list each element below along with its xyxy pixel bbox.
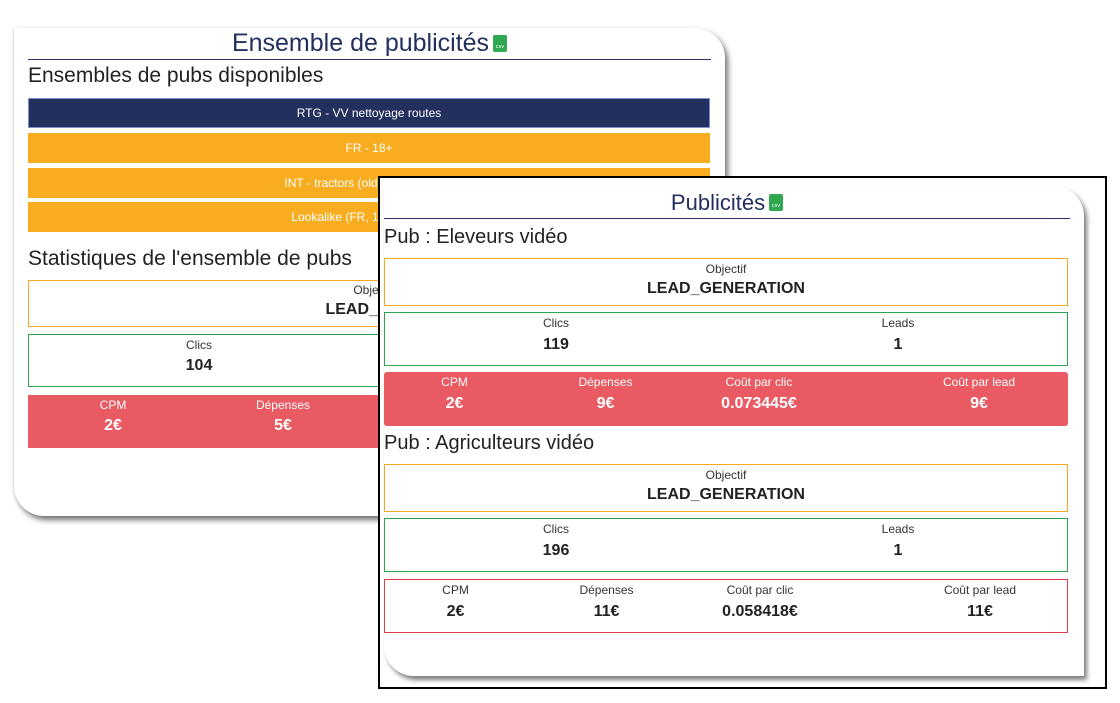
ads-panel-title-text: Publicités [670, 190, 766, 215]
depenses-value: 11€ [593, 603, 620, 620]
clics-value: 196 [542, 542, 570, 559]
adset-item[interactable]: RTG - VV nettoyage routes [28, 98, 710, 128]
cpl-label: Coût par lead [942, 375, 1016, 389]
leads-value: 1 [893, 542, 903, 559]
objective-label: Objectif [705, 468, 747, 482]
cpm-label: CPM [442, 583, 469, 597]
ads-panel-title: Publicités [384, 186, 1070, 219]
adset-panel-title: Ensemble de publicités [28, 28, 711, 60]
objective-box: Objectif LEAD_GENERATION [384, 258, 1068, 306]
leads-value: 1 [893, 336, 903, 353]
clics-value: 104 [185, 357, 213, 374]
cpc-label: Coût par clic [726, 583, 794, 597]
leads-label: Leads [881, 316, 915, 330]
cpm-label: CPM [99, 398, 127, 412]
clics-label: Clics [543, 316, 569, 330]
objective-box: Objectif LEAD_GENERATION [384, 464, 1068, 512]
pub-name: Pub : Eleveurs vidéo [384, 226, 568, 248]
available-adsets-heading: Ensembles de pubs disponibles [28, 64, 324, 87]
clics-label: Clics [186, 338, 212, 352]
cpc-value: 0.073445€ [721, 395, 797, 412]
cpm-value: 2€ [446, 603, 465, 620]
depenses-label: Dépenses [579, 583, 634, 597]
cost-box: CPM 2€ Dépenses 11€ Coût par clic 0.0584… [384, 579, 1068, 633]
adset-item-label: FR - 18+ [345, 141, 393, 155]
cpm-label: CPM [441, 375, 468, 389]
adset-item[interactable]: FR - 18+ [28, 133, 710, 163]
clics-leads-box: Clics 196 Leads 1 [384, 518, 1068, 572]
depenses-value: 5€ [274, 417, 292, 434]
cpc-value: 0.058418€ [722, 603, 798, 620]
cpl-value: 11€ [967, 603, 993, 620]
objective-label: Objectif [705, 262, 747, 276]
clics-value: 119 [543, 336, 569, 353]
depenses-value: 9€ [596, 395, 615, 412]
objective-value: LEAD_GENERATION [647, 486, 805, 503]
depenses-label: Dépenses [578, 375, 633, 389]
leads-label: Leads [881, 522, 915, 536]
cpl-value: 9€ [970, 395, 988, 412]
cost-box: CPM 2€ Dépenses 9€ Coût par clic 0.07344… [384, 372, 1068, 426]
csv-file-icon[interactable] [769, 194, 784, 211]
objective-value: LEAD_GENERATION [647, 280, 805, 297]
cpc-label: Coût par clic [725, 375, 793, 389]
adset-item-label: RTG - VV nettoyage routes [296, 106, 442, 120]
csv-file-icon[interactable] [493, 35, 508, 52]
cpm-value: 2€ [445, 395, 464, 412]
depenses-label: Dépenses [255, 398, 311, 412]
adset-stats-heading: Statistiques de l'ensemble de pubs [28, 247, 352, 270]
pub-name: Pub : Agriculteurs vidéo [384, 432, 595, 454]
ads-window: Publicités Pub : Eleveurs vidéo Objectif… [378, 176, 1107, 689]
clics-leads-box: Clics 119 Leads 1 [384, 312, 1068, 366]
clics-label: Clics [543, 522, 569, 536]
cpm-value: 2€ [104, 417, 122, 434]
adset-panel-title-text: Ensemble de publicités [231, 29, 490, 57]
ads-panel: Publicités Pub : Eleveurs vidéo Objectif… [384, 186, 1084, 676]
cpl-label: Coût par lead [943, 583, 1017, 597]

_ _ _ _ _

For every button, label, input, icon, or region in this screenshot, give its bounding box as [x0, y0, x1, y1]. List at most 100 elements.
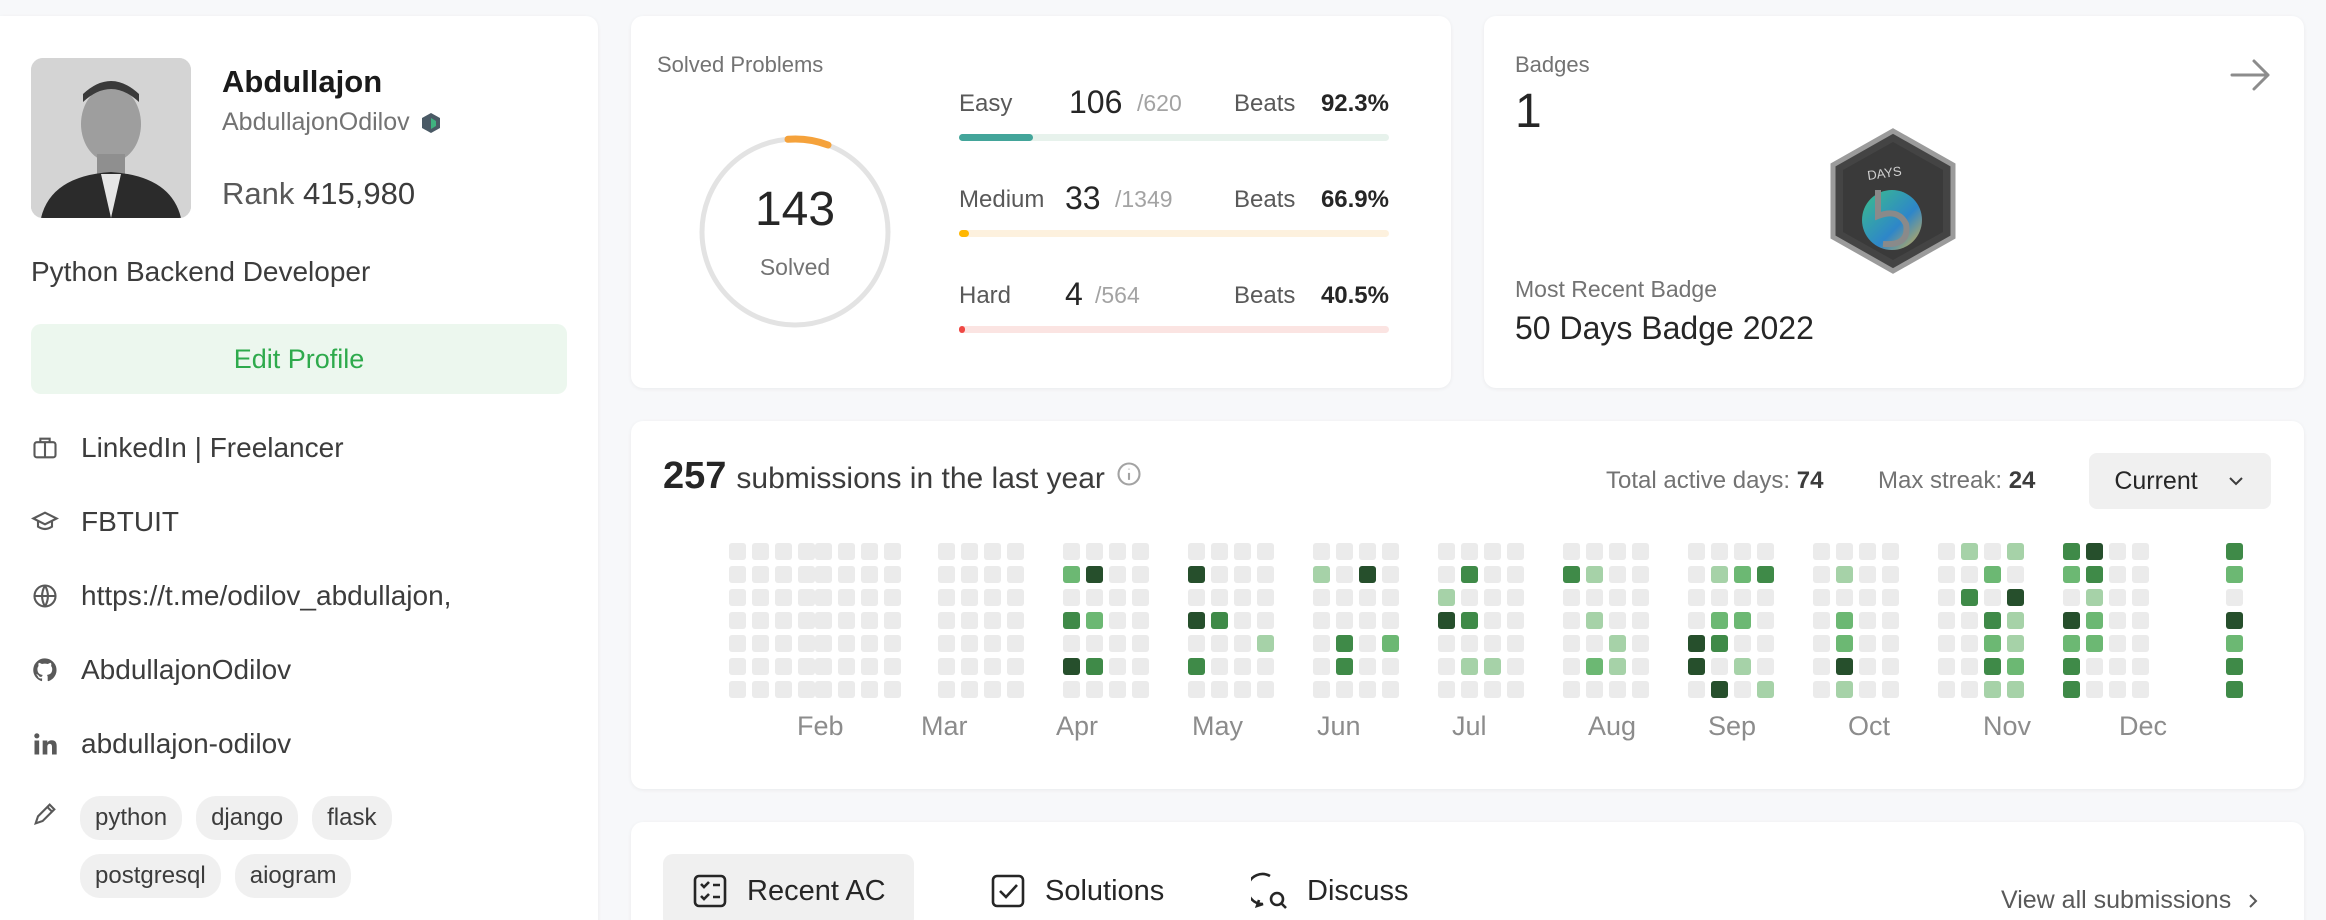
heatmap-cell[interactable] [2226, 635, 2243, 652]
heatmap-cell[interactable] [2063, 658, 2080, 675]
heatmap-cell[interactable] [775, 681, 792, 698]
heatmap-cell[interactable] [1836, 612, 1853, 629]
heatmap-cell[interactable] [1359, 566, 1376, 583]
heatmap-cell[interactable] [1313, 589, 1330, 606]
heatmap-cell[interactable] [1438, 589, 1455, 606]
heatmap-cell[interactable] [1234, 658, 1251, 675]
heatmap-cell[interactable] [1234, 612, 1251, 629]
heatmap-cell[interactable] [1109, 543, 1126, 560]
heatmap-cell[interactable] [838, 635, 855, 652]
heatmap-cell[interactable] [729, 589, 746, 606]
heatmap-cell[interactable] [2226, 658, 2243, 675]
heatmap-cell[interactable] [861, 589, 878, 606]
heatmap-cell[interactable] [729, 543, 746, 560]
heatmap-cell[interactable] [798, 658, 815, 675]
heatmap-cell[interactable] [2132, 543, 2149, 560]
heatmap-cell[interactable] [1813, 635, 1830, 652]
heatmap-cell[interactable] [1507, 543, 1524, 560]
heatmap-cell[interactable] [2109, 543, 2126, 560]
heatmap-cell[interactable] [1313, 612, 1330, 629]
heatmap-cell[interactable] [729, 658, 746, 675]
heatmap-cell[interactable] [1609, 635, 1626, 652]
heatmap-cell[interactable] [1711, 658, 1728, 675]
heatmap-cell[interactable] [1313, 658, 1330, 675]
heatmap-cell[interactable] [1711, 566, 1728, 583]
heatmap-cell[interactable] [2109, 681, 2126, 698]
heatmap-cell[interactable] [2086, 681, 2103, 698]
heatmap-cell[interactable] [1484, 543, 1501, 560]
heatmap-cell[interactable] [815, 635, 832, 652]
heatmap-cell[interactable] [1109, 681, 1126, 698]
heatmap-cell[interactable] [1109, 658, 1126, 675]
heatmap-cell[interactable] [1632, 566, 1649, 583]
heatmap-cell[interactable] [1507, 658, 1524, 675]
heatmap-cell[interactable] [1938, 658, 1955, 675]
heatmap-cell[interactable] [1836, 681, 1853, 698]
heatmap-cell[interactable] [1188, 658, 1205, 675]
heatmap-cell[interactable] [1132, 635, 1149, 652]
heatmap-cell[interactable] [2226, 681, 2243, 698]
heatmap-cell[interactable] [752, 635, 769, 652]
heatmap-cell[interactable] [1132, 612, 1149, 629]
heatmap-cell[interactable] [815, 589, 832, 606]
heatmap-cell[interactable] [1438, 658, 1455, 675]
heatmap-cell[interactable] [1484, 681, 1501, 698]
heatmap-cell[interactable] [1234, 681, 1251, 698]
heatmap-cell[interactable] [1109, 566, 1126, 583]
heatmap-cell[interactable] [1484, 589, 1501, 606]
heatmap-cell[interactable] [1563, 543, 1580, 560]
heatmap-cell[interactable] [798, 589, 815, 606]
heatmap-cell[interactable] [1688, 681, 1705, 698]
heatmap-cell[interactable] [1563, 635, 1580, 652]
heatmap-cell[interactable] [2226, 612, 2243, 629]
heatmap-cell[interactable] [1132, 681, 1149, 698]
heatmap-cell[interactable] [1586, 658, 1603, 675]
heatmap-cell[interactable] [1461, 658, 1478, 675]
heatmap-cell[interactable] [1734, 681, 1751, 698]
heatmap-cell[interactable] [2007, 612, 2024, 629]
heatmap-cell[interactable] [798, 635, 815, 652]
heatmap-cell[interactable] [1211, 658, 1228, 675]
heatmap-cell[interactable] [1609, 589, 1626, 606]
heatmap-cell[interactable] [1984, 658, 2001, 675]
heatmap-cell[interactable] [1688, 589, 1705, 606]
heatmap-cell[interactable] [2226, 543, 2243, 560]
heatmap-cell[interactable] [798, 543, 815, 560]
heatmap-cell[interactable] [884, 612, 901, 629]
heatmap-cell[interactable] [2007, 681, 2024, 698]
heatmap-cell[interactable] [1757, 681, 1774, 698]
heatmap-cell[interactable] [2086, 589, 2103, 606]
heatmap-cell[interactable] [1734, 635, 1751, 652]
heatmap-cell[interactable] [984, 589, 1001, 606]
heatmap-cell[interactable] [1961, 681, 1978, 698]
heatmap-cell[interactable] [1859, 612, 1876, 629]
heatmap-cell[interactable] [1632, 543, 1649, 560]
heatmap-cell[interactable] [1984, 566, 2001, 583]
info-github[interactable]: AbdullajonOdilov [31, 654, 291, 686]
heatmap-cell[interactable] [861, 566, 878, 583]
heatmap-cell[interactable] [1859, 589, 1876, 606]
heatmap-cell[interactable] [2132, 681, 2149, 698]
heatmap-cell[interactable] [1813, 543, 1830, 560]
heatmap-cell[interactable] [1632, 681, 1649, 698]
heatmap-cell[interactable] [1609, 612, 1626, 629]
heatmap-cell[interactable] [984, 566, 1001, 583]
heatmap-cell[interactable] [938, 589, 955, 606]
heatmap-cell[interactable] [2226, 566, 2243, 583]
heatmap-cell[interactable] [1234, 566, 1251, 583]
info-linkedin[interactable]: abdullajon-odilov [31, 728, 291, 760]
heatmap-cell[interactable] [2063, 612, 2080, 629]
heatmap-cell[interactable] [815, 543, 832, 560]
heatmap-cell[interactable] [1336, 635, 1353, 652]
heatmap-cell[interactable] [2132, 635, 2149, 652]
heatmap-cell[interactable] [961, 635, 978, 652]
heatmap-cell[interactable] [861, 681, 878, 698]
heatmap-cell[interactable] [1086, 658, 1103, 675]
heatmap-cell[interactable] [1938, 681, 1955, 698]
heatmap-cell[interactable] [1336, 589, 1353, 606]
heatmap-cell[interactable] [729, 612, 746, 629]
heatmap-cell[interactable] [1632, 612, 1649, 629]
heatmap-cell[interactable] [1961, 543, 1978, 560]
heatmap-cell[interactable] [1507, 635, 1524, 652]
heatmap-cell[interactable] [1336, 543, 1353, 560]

_ _ _ _ _

# [Stated goal]
Copy the records above word for word, everything from the line containing "heatmap-cell[interactable] [2226, 635, 2243, 652]" down to the line containing "heatmap-cell[interactable] [1109, 658, 1126, 675]", with both of those lines included.

# [Written answer]
heatmap-cell[interactable] [2226, 635, 2243, 652]
heatmap-cell[interactable] [2063, 658, 2080, 675]
heatmap-cell[interactable] [775, 681, 792, 698]
heatmap-cell[interactable] [1836, 612, 1853, 629]
heatmap-cell[interactable] [1359, 566, 1376, 583]
heatmap-cell[interactable] [1313, 589, 1330, 606]
heatmap-cell[interactable] [1438, 589, 1455, 606]
heatmap-cell[interactable] [1234, 658, 1251, 675]
heatmap-cell[interactable] [1234, 612, 1251, 629]
heatmap-cell[interactable] [1109, 543, 1126, 560]
heatmap-cell[interactable] [838, 635, 855, 652]
heatmap-cell[interactable] [729, 589, 746, 606]
heatmap-cell[interactable] [2226, 658, 2243, 675]
heatmap-cell[interactable] [861, 589, 878, 606]
heatmap-cell[interactable] [729, 543, 746, 560]
heatmap-cell[interactable] [798, 658, 815, 675]
heatmap-cell[interactable] [2132, 543, 2149, 560]
heatmap-cell[interactable] [1813, 635, 1830, 652]
heatmap-cell[interactable] [1507, 543, 1524, 560]
heatmap-cell[interactable] [2109, 543, 2126, 560]
heatmap-cell[interactable] [1313, 612, 1330, 629]
heatmap-cell[interactable] [729, 658, 746, 675]
heatmap-cell[interactable] [1609, 635, 1626, 652]
heatmap-cell[interactable] [1711, 658, 1728, 675]
heatmap-cell[interactable] [1313, 658, 1330, 675]
heatmap-cell[interactable] [1711, 566, 1728, 583]
heatmap-cell[interactable] [2109, 681, 2126, 698]
heatmap-cell[interactable] [2086, 681, 2103, 698]
heatmap-cell[interactable] [1484, 543, 1501, 560]
heatmap-cell[interactable] [815, 635, 832, 652]
heatmap-cell[interactable] [1109, 681, 1126, 698]
heatmap-cell[interactable] [1109, 658, 1126, 675]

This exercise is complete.